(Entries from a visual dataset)

--------

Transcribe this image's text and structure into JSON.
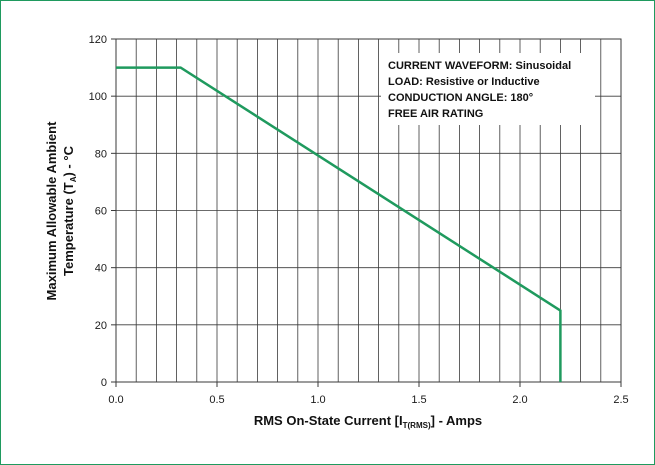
{
  "chart_data": {
    "type": "line",
    "x_label": {
      "main": "RMS On-State Current [I",
      "sub": "T(RMS)",
      "tail": "] - Amps"
    },
    "y_label": {
      "line1": "Maximum Allowable Ambient",
      "line2_main": "Temperature  (T",
      "line2_sub": "A",
      "line2_tail": ") - °C"
    },
    "x_ticks": [
      "0.0",
      "0.5",
      "1.0",
      "1.5",
      "2.0",
      "2.5"
    ],
    "y_ticks": [
      "0",
      "20",
      "40",
      "60",
      "80",
      "100",
      "120"
    ],
    "xlim": [
      0,
      2.5
    ],
    "ylim": [
      0,
      120
    ],
    "x_grid_step": 0.1,
    "y_grid_step": 20,
    "grid": true,
    "legend": null,
    "annotations": [
      "CURRENT WAVEFORM: Sinusoidal",
      "LOAD: Resistive or Inductive",
      "CONDUCTION ANGLE: 180°",
      "FREE AIR RATING"
    ],
    "series": [
      {
        "x": [
          0.0,
          0.32,
          2.2,
          2.2
        ],
        "y": [
          110,
          110,
          25,
          0
        ]
      }
    ],
    "colors": {
      "line": "#1f9a5e",
      "grid": "#3a3a3a",
      "frame": "#1f9a5e"
    }
  }
}
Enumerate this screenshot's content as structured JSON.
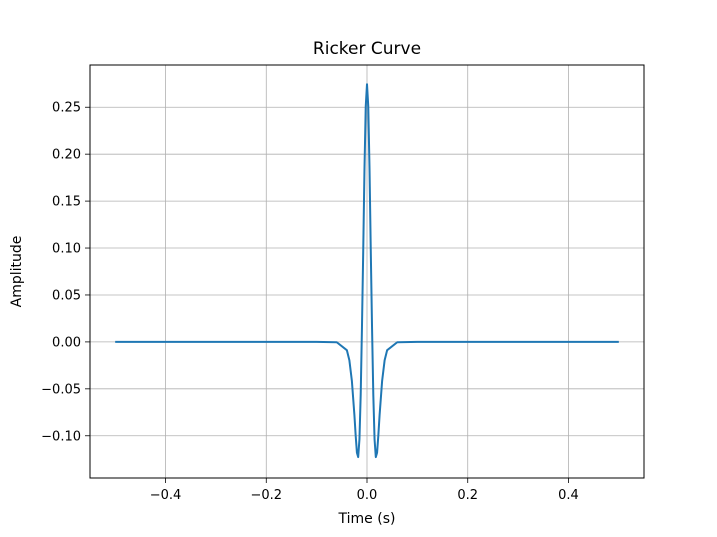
{
  "chart_data": {
    "type": "line",
    "title": "Ricker Curve",
    "xlabel": "Time (s)",
    "ylabel": "Amplitude",
    "xlim": [
      -0.55,
      0.55
    ],
    "ylim": [
      -0.145,
      0.295
    ],
    "grid": true,
    "series": [
      {
        "color": "#1f77b4",
        "x": [
          -0.5,
          -0.4,
          -0.3,
          -0.2,
          -0.1,
          -0.06,
          -0.04,
          -0.035,
          -0.03,
          -0.025,
          -0.0225,
          -0.02,
          -0.0175,
          -0.015,
          -0.0125,
          -0.01,
          -0.0075,
          -0.005,
          -0.0025,
          0.0,
          0.0025,
          0.005,
          0.0075,
          0.01,
          0.0125,
          0.015,
          0.0175,
          0.02,
          0.0225,
          0.025,
          0.03,
          0.035,
          0.04,
          0.06,
          0.1,
          0.2,
          0.3,
          0.4,
          0.5
        ],
        "y": [
          0.0,
          0.0,
          0.0,
          0.0,
          0.0,
          -0.0004,
          -0.0088,
          -0.0196,
          -0.0417,
          -0.078,
          -0.0998,
          -0.1181,
          -0.1227,
          -0.1036,
          -0.0563,
          0.0152,
          0.0967,
          0.1845,
          0.2509,
          0.2745,
          0.2509,
          0.1845,
          0.0967,
          0.0152,
          -0.0563,
          -0.1036,
          -0.1227,
          -0.1181,
          -0.0998,
          -0.078,
          -0.0417,
          -0.0196,
          -0.0088,
          -0.0004,
          0.0,
          0.0,
          0.0,
          0.0,
          0.0
        ]
      }
    ],
    "xticks": [
      -0.4,
      -0.2,
      0.0,
      0.2,
      0.4
    ],
    "xtick_labels": [
      "−0.4",
      "−0.2",
      "0.0",
      "0.2",
      "0.4"
    ],
    "yticks": [
      -0.1,
      -0.05,
      0.0,
      0.05,
      0.1,
      0.15,
      0.2,
      0.25
    ],
    "ytick_labels": [
      "−0.10",
      "−0.05",
      "0.00",
      "0.05",
      "0.10",
      "0.15",
      "0.20",
      "0.25"
    ],
    "colors": {
      "line": "#1f77b4",
      "grid": "#b0b0b0",
      "axes": "#000000",
      "background": "#ffffff"
    }
  }
}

--------

WHAT TO WORK ON:
Go through the data above and find the lines with the word "JSON". Copy each of those lines.

RIGHT ANSWER:
Transcribe this image's text and structure into JSON.
Enumerate this screenshot's content as structured JSON.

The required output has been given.